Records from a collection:
§ §
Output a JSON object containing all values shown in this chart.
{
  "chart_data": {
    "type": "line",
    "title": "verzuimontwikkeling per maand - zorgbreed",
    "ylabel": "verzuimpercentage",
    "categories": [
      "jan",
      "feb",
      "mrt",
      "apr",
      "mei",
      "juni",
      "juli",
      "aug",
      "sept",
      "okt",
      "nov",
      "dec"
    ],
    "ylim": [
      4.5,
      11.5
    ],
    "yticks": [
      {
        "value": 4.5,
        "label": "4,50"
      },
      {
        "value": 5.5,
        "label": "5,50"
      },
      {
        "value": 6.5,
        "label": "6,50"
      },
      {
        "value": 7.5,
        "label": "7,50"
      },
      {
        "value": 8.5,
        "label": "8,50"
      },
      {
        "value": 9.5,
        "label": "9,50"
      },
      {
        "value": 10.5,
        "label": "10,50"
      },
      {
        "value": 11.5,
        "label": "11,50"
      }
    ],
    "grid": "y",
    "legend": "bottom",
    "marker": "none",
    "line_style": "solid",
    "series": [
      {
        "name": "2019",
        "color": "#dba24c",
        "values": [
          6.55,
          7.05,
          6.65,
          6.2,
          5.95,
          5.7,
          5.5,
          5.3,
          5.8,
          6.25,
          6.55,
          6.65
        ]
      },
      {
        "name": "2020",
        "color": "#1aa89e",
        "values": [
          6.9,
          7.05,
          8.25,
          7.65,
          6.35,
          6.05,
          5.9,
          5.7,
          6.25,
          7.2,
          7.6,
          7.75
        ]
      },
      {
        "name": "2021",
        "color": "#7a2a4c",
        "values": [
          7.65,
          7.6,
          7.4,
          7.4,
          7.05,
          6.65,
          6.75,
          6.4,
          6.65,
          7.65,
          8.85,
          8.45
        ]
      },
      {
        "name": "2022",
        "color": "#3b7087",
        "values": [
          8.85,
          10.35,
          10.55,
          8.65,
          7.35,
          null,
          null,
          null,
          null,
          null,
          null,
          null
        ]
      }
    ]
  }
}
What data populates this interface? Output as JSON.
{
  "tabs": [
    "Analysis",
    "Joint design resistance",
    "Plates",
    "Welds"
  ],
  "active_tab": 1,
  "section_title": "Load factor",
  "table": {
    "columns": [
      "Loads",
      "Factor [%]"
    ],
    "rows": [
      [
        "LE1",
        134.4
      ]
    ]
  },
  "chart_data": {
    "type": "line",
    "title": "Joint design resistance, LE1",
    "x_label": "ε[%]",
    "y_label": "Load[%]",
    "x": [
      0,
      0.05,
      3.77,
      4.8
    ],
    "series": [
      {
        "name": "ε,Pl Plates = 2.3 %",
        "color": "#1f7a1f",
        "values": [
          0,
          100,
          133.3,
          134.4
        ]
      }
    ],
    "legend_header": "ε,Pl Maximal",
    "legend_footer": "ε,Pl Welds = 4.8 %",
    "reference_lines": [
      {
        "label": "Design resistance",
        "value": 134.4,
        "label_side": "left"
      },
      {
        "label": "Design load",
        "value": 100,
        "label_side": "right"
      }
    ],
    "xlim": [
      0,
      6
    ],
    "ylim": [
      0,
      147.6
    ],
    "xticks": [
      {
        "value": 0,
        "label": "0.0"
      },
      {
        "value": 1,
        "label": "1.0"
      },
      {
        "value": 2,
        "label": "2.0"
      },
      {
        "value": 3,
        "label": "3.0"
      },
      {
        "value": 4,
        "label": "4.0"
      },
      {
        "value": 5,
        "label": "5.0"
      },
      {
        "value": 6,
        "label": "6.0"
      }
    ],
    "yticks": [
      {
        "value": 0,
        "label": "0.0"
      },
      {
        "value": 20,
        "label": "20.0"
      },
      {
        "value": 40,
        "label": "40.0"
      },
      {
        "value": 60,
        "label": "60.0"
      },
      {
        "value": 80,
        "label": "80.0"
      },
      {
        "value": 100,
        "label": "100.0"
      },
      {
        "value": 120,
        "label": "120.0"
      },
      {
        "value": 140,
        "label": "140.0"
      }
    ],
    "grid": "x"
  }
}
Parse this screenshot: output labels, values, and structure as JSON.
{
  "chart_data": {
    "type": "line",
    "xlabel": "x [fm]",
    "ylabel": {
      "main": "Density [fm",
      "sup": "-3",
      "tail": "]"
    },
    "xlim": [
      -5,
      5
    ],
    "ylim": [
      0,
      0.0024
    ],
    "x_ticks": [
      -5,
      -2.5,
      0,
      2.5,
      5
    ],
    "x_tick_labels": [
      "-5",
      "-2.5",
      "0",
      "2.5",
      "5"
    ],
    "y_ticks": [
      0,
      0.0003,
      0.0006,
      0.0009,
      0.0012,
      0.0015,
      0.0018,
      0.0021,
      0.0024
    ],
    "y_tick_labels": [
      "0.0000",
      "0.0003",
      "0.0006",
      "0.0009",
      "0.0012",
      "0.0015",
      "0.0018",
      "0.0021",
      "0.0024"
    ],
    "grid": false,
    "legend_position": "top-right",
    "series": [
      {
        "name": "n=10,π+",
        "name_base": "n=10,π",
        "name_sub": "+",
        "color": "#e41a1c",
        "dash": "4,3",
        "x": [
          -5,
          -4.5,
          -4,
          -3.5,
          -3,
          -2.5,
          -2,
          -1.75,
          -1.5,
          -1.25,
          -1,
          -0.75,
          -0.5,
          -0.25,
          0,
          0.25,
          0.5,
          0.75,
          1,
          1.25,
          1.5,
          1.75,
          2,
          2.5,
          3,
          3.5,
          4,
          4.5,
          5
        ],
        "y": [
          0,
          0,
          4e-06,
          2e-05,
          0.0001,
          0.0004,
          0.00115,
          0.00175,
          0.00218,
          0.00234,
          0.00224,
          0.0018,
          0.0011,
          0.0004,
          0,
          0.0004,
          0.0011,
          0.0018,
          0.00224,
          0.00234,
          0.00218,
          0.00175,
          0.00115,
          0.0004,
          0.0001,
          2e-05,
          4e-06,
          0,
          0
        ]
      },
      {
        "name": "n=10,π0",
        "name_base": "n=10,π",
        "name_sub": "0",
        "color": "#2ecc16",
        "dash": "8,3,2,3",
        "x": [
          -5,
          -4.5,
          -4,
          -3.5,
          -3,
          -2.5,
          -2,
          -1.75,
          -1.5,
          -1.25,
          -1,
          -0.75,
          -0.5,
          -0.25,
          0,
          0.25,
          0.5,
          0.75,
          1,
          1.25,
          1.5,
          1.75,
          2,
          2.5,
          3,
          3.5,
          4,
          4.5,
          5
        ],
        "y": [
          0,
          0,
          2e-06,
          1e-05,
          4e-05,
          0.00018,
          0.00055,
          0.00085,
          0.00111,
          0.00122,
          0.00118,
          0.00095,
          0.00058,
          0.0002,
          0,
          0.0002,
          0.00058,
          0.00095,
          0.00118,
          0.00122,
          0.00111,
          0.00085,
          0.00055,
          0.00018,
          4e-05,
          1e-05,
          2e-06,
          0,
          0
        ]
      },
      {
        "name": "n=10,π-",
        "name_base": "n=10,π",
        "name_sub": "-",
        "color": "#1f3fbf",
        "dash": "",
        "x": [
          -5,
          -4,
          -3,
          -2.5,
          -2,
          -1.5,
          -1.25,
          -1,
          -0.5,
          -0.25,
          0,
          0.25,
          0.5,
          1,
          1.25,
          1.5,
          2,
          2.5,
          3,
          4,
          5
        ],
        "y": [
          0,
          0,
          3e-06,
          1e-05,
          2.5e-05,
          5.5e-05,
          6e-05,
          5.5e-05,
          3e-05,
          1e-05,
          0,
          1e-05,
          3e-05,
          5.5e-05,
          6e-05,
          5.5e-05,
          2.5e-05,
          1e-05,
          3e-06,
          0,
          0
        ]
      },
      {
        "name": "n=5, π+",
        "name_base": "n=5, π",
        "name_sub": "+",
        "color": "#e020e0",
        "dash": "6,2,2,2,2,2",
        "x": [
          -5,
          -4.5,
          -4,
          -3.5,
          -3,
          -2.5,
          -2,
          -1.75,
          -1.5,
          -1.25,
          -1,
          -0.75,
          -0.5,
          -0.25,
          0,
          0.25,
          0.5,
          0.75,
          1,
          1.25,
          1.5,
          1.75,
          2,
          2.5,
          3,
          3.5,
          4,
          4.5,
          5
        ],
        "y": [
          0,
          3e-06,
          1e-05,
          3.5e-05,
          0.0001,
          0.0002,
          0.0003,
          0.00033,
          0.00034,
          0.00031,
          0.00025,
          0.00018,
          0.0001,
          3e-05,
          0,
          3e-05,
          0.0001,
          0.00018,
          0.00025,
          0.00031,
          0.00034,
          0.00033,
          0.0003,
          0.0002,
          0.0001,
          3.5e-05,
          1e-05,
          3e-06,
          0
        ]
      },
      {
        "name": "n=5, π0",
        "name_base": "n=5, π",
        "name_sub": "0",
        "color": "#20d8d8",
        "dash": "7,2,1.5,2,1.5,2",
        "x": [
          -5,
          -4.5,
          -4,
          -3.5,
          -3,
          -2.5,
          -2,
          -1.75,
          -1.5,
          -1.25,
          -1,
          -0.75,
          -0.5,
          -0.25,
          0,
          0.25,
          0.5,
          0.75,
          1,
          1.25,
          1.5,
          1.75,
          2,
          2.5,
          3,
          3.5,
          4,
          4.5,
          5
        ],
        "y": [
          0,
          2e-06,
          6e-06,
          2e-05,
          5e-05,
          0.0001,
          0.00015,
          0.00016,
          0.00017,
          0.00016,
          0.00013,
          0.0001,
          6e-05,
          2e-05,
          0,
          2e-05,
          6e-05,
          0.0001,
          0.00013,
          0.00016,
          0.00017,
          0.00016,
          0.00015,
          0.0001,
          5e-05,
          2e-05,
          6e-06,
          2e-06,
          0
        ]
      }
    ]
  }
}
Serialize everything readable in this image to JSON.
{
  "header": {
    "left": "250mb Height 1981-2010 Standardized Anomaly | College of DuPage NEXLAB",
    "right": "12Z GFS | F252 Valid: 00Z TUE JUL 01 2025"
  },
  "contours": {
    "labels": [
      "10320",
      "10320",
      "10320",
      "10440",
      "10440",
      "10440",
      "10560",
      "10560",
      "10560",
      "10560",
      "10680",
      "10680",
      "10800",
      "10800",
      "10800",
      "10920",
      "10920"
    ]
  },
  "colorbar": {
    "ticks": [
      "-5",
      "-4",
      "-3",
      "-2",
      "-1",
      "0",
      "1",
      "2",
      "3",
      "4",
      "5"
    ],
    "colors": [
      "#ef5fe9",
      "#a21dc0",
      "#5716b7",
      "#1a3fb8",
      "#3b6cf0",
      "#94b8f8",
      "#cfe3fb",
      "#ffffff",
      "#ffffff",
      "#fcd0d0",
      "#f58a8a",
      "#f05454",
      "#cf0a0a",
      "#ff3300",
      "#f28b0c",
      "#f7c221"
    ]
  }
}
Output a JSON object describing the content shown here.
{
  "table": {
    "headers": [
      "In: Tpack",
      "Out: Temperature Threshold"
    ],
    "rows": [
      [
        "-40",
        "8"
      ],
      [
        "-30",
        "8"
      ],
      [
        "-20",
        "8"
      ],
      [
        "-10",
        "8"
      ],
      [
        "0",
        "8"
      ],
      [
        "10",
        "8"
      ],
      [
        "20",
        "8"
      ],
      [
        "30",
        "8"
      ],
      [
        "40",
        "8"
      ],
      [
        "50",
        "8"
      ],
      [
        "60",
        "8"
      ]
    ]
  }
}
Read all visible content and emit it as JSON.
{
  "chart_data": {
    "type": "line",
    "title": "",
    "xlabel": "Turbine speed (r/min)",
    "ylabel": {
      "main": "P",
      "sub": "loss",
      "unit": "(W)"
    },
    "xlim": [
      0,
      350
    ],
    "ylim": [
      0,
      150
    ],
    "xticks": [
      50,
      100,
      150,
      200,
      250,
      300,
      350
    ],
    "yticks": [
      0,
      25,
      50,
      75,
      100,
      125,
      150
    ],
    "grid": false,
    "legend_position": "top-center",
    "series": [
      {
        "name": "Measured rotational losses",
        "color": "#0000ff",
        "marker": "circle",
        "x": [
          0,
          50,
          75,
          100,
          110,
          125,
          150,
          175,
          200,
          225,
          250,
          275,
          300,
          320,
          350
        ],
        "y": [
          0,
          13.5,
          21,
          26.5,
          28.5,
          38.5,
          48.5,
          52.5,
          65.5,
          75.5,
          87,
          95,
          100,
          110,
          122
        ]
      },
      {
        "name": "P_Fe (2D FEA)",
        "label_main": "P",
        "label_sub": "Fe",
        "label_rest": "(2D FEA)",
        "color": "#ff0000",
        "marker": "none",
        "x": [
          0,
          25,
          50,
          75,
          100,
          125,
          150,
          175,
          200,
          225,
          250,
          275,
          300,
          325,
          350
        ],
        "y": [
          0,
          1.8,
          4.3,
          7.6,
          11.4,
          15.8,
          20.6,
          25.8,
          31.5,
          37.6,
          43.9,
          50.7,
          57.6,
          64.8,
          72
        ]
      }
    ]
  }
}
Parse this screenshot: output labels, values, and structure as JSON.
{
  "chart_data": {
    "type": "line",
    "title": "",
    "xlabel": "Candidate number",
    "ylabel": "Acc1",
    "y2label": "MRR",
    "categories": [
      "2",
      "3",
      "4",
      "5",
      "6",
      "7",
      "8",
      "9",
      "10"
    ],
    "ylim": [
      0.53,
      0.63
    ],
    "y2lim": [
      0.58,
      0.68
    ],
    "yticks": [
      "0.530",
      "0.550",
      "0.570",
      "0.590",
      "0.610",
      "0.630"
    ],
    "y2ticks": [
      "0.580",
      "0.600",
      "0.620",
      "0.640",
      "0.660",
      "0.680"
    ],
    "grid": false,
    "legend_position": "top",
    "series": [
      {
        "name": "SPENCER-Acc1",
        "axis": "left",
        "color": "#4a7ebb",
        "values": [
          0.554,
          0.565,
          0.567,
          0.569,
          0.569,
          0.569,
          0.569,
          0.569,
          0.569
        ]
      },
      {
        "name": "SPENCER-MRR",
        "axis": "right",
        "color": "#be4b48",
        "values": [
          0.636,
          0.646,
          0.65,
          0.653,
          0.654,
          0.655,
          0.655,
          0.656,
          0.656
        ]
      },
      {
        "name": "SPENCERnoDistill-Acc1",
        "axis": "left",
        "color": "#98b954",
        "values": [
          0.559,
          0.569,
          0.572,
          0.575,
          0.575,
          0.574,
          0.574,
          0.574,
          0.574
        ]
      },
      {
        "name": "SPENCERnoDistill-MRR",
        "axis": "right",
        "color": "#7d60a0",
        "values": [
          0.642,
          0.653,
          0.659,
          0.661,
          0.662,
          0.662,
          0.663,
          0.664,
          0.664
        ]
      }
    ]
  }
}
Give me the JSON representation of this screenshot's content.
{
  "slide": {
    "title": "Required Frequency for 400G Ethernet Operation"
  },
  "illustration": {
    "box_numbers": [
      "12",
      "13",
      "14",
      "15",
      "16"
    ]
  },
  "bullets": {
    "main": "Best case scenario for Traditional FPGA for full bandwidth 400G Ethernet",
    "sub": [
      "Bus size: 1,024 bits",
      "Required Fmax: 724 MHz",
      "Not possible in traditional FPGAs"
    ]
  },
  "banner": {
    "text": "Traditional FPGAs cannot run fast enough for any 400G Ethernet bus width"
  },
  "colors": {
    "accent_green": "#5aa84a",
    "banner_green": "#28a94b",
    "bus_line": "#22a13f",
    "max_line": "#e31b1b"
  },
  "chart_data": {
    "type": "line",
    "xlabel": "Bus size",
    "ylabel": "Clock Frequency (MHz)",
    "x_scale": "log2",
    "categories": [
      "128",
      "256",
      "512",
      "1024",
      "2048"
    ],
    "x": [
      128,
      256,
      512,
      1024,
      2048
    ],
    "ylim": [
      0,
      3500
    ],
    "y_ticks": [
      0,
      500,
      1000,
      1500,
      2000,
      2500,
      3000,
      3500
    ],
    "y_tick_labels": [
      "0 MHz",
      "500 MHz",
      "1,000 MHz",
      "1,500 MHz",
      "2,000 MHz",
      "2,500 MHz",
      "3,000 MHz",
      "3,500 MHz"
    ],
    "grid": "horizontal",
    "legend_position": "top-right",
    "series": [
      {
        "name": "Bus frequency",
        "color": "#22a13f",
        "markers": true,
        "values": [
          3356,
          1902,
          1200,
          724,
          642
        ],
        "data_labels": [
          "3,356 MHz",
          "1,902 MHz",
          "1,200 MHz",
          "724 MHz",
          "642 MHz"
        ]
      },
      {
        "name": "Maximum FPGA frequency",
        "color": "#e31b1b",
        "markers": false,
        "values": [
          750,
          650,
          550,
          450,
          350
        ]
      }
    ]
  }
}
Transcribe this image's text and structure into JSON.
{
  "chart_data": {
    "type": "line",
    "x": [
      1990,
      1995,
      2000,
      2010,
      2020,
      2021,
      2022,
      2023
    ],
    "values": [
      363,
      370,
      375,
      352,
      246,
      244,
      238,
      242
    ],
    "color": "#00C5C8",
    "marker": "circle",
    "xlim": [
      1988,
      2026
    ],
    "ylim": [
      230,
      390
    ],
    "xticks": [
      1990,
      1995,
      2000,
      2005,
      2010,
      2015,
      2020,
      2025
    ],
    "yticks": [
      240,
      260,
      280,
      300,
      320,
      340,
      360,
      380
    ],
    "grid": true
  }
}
§ §
Set down nothing but the lines from the one with "Transcribe this image's" through the end of the records, keeping each line exactly as written and including both ends.

> Finished exercise
Transcribe this image's text and structure into JSON.
{
  "chart_data": {
    "type": "line",
    "x": [
      1990,
      1995,
      2000,
      2010,
      2020,
      2021,
      2022,
      2023
    ],
    "values": [
      363,
      370,
      375,
      352,
      246,
      244,
      238,
      242
    ],
    "color": "#00C5C8",
    "marker": "circle",
    "xlim": [
      1988,
      2026
    ],
    "ylim": [
      230,
      390
    ],
    "xticks": [
      1990,
      1995,
      2000,
      2005,
      2010,
      2015,
      2020,
      2025
    ],
    "yticks": [
      240,
      260,
      280,
      300,
      320,
      340,
      360,
      380
    ],
    "grid": true
  }
}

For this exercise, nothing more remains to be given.